= Task =
Every line of the data that contains the string "notice" must be copied.

──────────────────────────────

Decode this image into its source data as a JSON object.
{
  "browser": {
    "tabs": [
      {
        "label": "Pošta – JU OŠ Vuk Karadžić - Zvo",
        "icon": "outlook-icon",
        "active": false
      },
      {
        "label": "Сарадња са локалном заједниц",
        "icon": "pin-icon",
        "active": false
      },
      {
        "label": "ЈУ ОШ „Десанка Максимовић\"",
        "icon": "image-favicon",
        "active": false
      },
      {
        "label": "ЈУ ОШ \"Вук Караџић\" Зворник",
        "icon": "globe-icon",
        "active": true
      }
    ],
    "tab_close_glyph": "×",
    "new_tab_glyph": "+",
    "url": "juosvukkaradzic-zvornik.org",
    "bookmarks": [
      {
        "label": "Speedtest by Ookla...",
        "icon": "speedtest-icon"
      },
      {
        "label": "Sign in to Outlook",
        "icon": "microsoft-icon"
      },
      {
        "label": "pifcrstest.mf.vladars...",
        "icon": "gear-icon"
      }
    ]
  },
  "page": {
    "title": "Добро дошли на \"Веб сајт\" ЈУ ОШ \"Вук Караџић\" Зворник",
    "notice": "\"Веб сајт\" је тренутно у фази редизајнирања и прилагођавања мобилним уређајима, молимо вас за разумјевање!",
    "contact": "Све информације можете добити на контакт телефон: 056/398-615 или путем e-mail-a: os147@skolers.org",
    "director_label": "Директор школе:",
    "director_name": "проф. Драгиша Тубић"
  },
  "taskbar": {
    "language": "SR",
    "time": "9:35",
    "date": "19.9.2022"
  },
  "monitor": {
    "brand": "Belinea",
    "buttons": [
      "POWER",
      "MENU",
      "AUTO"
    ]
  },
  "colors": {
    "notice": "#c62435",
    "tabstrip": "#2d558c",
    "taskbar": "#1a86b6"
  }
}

──────────────────────────────

= Written solution =
    "notice": "\"Веб сајт\" је тренутно у фази редизајнирања и прилагођавања мобилним уређајима, молимо вас за разумјевање!",
    "notice": "#c62435",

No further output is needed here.